TO BE DONE:
Reproduce all of the data exactly.

----

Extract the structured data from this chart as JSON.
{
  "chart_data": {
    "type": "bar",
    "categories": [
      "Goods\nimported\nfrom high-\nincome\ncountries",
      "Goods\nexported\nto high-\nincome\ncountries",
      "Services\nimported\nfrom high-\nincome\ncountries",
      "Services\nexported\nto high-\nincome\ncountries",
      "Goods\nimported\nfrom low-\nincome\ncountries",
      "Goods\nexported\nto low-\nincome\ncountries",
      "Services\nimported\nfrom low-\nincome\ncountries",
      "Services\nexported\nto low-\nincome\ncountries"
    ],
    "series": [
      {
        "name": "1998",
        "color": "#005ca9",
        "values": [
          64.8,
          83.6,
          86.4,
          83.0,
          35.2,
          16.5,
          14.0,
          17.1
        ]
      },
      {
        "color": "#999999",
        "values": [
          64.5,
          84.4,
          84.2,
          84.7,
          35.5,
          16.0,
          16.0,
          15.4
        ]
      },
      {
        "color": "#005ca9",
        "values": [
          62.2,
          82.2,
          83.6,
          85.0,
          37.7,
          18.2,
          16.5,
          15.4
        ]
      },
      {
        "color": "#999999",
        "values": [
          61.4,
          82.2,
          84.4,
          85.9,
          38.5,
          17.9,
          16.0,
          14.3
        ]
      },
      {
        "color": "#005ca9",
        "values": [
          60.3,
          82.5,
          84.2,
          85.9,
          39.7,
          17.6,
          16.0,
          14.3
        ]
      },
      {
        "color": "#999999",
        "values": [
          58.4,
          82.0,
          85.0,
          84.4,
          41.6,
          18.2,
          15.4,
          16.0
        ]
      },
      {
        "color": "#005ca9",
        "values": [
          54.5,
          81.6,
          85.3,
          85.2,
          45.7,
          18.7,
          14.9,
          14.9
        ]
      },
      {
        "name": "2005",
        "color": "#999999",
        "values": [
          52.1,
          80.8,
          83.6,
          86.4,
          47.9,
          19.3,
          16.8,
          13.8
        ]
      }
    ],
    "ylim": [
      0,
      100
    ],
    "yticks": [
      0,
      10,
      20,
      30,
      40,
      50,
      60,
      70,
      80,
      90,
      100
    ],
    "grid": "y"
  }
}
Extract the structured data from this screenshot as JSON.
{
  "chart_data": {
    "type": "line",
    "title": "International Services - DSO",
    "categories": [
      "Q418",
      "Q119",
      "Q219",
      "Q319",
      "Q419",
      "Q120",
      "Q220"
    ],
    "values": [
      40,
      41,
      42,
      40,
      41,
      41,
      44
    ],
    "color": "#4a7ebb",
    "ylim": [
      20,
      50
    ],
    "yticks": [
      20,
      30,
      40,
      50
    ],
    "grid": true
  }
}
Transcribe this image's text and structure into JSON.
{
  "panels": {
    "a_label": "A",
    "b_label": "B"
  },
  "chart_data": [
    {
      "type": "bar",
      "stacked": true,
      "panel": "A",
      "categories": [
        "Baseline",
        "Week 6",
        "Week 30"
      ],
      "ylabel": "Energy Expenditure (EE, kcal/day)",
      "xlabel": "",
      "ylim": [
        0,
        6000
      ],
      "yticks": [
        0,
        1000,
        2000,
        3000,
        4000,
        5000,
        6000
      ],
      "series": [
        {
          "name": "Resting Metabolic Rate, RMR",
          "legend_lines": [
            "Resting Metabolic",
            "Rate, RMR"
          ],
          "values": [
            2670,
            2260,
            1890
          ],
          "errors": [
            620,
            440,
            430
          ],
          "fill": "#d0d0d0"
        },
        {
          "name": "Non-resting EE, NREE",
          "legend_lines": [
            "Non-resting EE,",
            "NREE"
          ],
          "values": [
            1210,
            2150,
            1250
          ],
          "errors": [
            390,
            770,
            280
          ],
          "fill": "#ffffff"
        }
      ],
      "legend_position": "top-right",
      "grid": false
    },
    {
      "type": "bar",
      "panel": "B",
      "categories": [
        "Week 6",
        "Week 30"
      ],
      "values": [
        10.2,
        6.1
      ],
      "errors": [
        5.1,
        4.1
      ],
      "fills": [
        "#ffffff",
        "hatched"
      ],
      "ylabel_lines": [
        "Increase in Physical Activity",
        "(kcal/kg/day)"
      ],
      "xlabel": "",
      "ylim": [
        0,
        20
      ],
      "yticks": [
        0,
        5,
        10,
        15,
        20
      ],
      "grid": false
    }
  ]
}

----

THE RESULT:
Extract the structured data from this chart as JSON.
{
  "chart_data": {
    "type": "bar",
    "categories": [
      "Goods\nimported\nfrom high-\nincome\ncountries",
      "Goods\nexported\nto high-\nincome\ncountries",
      "Services\nimported\nfrom high-\nincome\ncountries",
      "Services\nexported\nto high-\nincome\ncountries",
      "Goods\nimported\nfrom low-\nincome\ncountries",
      "Goods\nexported\nto low-\nincome\ncountries",
      "Services\nimported\nfrom low-\nincome\ncountries",
      "Services\nexported\nto low-\nincome\ncountries"
    ],
    "series": [
      {
        "name": "1998",
        "color": "#005ca9",
        "values": [
          64.8,
          83.6,
          86.4,
          83.0,
          35.2,
          16.5,
          14.0,
          17.1
        ]
      },
      {
        "color": "#999999",
        "values": [
          64.5,
          84.4,
          84.2,
          84.7,
          35.5,
          16.0,
          16.0,
          15.4
        ]
      },
      {
        "color": "#005ca9",
        "values": [
          62.2,
          82.2,
          83.6,
          85.0,
          37.7,
          18.2,
          16.5,
          15.4
        ]
      },
      {
        "color": "#999999",
        "values": [
          61.4,
          82.2,
          84.4,
          85.9,
          38.5,
          17.9,
          16.0,
          14.3
        ]
      },
      {
        "color": "#005ca9",
        "values": [
          60.3,
          82.5,
          84.2,
          85.9,
          39.7,
          17.6,
          16.0,
          14.3
        ]
      },
      {
        "color": "#999999",
        "values": [
          58.4,
          82.0,
          85.0,
          84.4,
          41.6,
          18.2,
          15.4,
          16.0
        ]
      },
      {
        "color": "#005ca9",
        "values": [
          54.5,
          81.6,
          85.3,
          85.2,
          45.7,
          18.7,
          14.9,
          14.9
        ]
      },
      {
        "name": "2005",
        "color": "#999999",
        "values": [
          52.1,
          80.8,
          83.6,
          86.4,
          47.9,
          19.3,
          16.8,
          13.8
        ]
      }
    ],
    "ylim": [
      0,
      100
    ],
    "yticks": [
      0,
      10,
      20,
      30,
      40,
      50,
      60,
      70,
      80,
      90,
      100
    ],
    "grid": "y"
  }
}
Extract the structured data from this screenshot as JSON.
{
  "chart_data": {
    "type": "line",
    "title": "International Services - DSO",
    "categories": [
      "Q418",
      "Q119",
      "Q219",
      "Q319",
      "Q419",
      "Q120",
      "Q220"
    ],
    "values": [
      40,
      41,
      42,
      40,
      41,
      41,
      44
    ],
    "color": "#4a7ebb",
    "ylim": [
      20,
      50
    ],
    "yticks": [
      20,
      30,
      40,
      50
    ],
    "grid": true
  }
}
Transcribe this image's text and structure into JSON.
{
  "panels": {
    "a_label": "A",
    "b_label": "B"
  },
  "chart_data": [
    {
      "type": "bar",
      "stacked": true,
      "panel": "A",
      "categories": [
        "Baseline",
        "Week 6",
        "Week 30"
      ],
      "ylabel": "Energy Expenditure (EE, kcal/day)",
      "xlabel": "",
      "ylim": [
        0,
        6000
      ],
      "yticks": [
        0,
        1000,
        2000,
        3000,
        4000,
        5000,
        6000
      ],
      "series": [
        {
          "name": "Resting Metabolic Rate, RMR",
          "legend_lines": [
            "Resting Metabolic",
            "Rate, RMR"
          ],
          "values": [
            2670,
            2260,
            1890
          ],
          "errors": [
            620,
            440,
            430
          ],
          "fill": "#d0d0d0"
        },
        {
          "name": "Non-resting EE, NREE",
          "legend_lines": [
            "Non-resting EE,",
            "NREE"
          ],
          "values": [
            1210,
            2150,
            1250
          ],
          "errors": [
            390,
            770,
            280
          ],
          "fill": "#ffffff"
        }
      ],
      "legend_position": "top-right",
      "grid": false
    },
    {
      "type": "bar",
      "panel": "B",
      "categories": [
        "Week 6",
        "Week 30"
      ],
      "values": [
        10.2,
        6.1
      ],
      "errors": [
        5.1,
        4.1
      ],
      "fills": [
        "#ffffff",
        "hatched"
      ],
      "ylabel_lines": [
        "Increase in Physical Activity",
        "(kcal/kg/day)"
      ],
      "xlabel": "",
      "ylim": [
        0,
        20
      ],
      "yticks": [
        0,
        5,
        10,
        15,
        20
      ],
      "grid": false
    }
  ]
}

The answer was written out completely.